All of the data below should be written out exactly.

**Figure record extracts**
((
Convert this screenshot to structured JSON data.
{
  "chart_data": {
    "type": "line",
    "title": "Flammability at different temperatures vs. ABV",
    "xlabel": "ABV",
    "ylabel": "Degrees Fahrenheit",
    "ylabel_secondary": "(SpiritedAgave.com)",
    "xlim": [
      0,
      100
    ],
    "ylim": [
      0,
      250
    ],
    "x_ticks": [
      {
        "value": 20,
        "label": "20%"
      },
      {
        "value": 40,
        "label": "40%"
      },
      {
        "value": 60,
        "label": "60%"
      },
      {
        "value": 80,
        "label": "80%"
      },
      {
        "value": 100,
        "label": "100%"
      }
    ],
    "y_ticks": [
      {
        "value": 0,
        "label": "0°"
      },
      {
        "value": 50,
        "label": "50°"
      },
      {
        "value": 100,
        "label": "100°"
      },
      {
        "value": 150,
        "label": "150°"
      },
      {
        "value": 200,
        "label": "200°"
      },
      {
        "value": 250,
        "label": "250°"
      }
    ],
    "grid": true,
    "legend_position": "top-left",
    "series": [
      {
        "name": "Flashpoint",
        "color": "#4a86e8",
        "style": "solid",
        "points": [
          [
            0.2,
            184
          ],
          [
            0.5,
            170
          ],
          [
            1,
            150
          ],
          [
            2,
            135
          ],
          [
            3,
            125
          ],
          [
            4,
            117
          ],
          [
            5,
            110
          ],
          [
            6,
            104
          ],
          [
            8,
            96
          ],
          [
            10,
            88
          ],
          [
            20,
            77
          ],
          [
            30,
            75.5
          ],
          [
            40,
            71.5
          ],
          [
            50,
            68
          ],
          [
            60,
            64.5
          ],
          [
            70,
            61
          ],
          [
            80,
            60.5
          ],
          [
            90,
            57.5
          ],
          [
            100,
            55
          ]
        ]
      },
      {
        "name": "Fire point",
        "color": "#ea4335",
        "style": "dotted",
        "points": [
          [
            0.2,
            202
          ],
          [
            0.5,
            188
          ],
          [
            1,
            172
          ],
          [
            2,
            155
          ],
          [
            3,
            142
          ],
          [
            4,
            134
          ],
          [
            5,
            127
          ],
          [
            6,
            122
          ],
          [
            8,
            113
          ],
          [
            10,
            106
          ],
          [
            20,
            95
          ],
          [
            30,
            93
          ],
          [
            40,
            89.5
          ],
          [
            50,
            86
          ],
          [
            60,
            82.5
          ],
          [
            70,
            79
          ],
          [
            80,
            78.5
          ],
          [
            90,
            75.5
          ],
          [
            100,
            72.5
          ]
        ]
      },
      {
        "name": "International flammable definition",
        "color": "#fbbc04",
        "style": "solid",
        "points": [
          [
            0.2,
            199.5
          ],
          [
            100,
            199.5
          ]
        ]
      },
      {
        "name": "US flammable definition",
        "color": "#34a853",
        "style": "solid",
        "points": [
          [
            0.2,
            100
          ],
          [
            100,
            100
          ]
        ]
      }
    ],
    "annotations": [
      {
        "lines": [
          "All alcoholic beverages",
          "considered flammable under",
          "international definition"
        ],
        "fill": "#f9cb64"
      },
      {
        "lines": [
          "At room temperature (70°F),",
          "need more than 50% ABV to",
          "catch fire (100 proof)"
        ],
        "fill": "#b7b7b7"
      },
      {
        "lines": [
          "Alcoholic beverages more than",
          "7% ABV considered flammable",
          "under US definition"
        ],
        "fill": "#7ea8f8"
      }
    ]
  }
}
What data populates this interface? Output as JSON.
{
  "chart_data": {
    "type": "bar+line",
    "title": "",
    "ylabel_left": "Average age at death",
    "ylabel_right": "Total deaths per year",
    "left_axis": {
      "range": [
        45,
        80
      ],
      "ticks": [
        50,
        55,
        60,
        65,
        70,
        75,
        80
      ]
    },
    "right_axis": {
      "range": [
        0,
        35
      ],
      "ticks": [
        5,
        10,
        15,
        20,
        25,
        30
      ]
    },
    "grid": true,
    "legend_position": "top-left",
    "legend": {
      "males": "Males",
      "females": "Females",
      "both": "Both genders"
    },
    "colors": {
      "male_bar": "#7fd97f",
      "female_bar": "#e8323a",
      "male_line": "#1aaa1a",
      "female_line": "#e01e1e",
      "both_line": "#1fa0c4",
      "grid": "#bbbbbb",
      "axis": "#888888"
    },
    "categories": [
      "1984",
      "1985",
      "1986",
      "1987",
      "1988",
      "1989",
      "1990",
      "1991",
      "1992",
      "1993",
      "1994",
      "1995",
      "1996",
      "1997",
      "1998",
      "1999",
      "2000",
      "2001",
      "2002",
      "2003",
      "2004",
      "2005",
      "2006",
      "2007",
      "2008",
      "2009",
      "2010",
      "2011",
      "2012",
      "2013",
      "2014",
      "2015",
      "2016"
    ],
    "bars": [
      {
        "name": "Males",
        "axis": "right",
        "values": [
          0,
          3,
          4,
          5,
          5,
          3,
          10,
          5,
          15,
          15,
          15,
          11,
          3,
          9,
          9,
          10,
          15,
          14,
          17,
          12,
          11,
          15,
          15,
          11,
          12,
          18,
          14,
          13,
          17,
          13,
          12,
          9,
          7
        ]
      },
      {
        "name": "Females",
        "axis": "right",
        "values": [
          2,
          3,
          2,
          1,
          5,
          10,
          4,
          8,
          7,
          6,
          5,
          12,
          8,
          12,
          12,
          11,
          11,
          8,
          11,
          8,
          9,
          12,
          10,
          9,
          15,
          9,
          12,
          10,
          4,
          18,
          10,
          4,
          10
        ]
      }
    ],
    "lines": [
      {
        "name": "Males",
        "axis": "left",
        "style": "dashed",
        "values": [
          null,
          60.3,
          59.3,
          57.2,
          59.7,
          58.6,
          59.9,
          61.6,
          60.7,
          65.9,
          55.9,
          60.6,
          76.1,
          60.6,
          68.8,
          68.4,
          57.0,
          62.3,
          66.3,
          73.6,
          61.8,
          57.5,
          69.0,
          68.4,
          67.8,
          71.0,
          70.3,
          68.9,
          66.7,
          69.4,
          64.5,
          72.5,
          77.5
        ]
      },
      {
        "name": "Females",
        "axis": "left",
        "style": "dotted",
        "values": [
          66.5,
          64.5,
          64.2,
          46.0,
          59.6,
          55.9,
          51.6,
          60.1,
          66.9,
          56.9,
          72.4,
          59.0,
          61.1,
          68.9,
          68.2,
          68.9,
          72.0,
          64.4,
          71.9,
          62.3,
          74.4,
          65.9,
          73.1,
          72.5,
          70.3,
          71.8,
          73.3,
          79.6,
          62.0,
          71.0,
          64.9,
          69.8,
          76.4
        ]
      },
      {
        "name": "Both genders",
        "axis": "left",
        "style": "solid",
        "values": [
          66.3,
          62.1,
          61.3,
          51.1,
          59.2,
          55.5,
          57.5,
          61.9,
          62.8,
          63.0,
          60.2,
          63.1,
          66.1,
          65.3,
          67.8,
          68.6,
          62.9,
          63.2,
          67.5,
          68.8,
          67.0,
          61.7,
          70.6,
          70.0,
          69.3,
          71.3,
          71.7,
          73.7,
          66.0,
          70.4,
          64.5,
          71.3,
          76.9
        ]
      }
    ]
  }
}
))
**ANSWER IN FULL**
Convert this screenshot to structured JSON data.
{
  "chart_data": {
    "type": "line",
    "title": "Flammability at different temperatures vs. ABV",
    "xlabel": "ABV",
    "ylabel": "Degrees Fahrenheit",
    "ylabel_secondary": "(SpiritedAgave.com)",
    "xlim": [
      0,
      100
    ],
    "ylim": [
      0,
      250
    ],
    "x_ticks": [
      {
        "value": 20,
        "label": "20%"
      },
      {
        "value": 40,
        "label": "40%"
      },
      {
        "value": 60,
        "label": "60%"
      },
      {
        "value": 80,
        "label": "80%"
      },
      {
        "value": 100,
        "label": "100%"
      }
    ],
    "y_ticks": [
      {
        "value": 0,
        "label": "0°"
      },
      {
        "value": 50,
        "label": "50°"
      },
      {
        "value": 100,
        "label": "100°"
      },
      {
        "value": 150,
        "label": "150°"
      },
      {
        "value": 200,
        "label": "200°"
      },
      {
        "value": 250,
        "label": "250°"
      }
    ],
    "grid": true,
    "legend_position": "top-left",
    "series": [
      {
        "name": "Flashpoint",
        "color": "#4a86e8",
        "style": "solid",
        "points": [
          [
            0.2,
            184
          ],
          [
            0.5,
            170
          ],
          [
            1,
            150
          ],
          [
            2,
            135
          ],
          [
            3,
            125
          ],
          [
            4,
            117
          ],
          [
            5,
            110
          ],
          [
            6,
            104
          ],
          [
            8,
            96
          ],
          [
            10,
            88
          ],
          [
            20,
            77
          ],
          [
            30,
            75.5
          ],
          [
            40,
            71.5
          ],
          [
            50,
            68
          ],
          [
            60,
            64.5
          ],
          [
            70,
            61
          ],
          [
            80,
            60.5
          ],
          [
            90,
            57.5
          ],
          [
            100,
            55
          ]
        ]
      },
      {
        "name": "Fire point",
        "color": "#ea4335",
        "style": "dotted",
        "points": [
          [
            0.2,
            202
          ],
          [
            0.5,
            188
          ],
          [
            1,
            172
          ],
          [
            2,
            155
          ],
          [
            3,
            142
          ],
          [
            4,
            134
          ],
          [
            5,
            127
          ],
          [
            6,
            122
          ],
          [
            8,
            113
          ],
          [
            10,
            106
          ],
          [
            20,
            95
          ],
          [
            30,
            93
          ],
          [
            40,
            89.5
          ],
          [
            50,
            86
          ],
          [
            60,
            82.5
          ],
          [
            70,
            79
          ],
          [
            80,
            78.5
          ],
          [
            90,
            75.5
          ],
          [
            100,
            72.5
          ]
        ]
      },
      {
        "name": "International flammable definition",
        "color": "#fbbc04",
        "style": "solid",
        "points": [
          [
            0.2,
            199.5
          ],
          [
            100,
            199.5
          ]
        ]
      },
      {
        "name": "US flammable definition",
        "color": "#34a853",
        "style": "solid",
        "points": [
          [
            0.2,
            100
          ],
          [
            100,
            100
          ]
        ]
      }
    ],
    "annotations": [
      {
        "lines": [
          "All alcoholic beverages",
          "considered flammable under",
          "international definition"
        ],
        "fill": "#f9cb64"
      },
      {
        "lines": [
          "At room temperature (70°F),",
          "need more than 50% ABV to",
          "catch fire (100 proof)"
        ],
        "fill": "#b7b7b7"
      },
      {
        "lines": [
          "Alcoholic beverages more than",
          "7% ABV considered flammable",
          "under US definition"
        ],
        "fill": "#7ea8f8"
      }
    ]
  }
}
What data populates this interface? Output as JSON.
{
  "chart_data": {
    "type": "bar+line",
    "title": "",
    "ylabel_left": "Average age at death",
    "ylabel_right": "Total deaths per year",
    "left_axis": {
      "range": [
        45,
        80
      ],
      "ticks": [
        50,
        55,
        60,
        65,
        70,
        75,
        80
      ]
    },
    "right_axis": {
      "range": [
        0,
        35
      ],
      "ticks": [
        5,
        10,
        15,
        20,
        25,
        30
      ]
    },
    "grid": true,
    "legend_position": "top-left",
    "legend": {
      "males": "Males",
      "females": "Females",
      "both": "Both genders"
    },
    "colors": {
      "male_bar": "#7fd97f",
      "female_bar": "#e8323a",
      "male_line": "#1aaa1a",
      "female_line": "#e01e1e",
      "both_line": "#1fa0c4",
      "grid": "#bbbbbb",
      "axis": "#888888"
    },
    "categories": [
      "1984",
      "1985",
      "1986",
      "1987",
      "1988",
      "1989",
      "1990",
      "1991",
      "1992",
      "1993",
      "1994",
      "1995",
      "1996",
      "1997",
      "1998",
      "1999",
      "2000",
      "2001",
      "2002",
      "2003",
      "2004",
      "2005",
      "2006",
      "2007",
      "2008",
      "2009",
      "2010",
      "2011",
      "2012",
      "2013",
      "2014",
      "2015",
      "2016"
    ],
    "bars": [
      {
        "name": "Males",
        "axis": "right",
        "values": [
          0,
          3,
          4,
          5,
          5,
          3,
          10,
          5,
          15,
          15,
          15,
          11,
          3,
          9,
          9,
          10,
          15,
          14,
          17,
          12,
          11,
          15,
          15,
          11,
          12,
          18,
          14,
          13,
          17,
          13,
          12,
          9,
          7
        ]
      },
      {
        "name": "Females",
        "axis": "right",
        "values": [
          2,
          3,
          2,
          1,
          5,
          10,
          4,
          8,
          7,
          6,
          5,
          12,
          8,
          12,
          12,
          11,
          11,
          8,
          11,
          8,
          9,
          12,
          10,
          9,
          15,
          9,
          12,
          10,
          4,
          18,
          10,
          4,
          10
        ]
      }
    ],
    "lines": [
      {
        "name": "Males",
        "axis": "left",
        "style": "dashed",
        "values": [
          null,
          60.3,
          59.3,
          57.2,
          59.7,
          58.6,
          59.9,
          61.6,
          60.7,
          65.9,
          55.9,
          60.6,
          76.1,
          60.6,
          68.8,
          68.4,
          57.0,
          62.3,
          66.3,
          73.6,
          61.8,
          57.5,
          69.0,
          68.4,
          67.8,
          71.0,
          70.3,
          68.9,
          66.7,
          69.4,
          64.5,
          72.5,
          77.5
        ]
      },
      {
        "name": "Females",
        "axis": "left",
        "style": "dotted",
        "values": [
          66.5,
          64.5,
          64.2,
          46.0,
          59.6,
          55.9,
          51.6,
          60.1,
          66.9,
          56.9,
          72.4,
          59.0,
          61.1,
          68.9,
          68.2,
          68.9,
          72.0,
          64.4,
          71.9,
          62.3,
          74.4,
          65.9,
          73.1,
          72.5,
          70.3,
          71.8,
          73.3,
          79.6,
          62.0,
          71.0,
          64.9,
          69.8,
          76.4
        ]
      },
      {
        "name": "Both genders",
        "axis": "left",
        "style": "solid",
        "values": [
          66.3,
          62.1,
          61.3,
          51.1,
          59.2,
          55.5,
          57.5,
          61.9,
          62.8,
          63.0,
          60.2,
          63.1,
          66.1,
          65.3,
          67.8,
          68.6,
          62.9,
          63.2,
          67.5,
          68.8,
          67.0,
          61.7,
          70.6,
          70.0,
          69.3,
          71.3,
          71.7,
          73.7,
          66.0,
          70.4,
          64.5,
          71.3,
          76.9
        ]
      }
    ]
  }
}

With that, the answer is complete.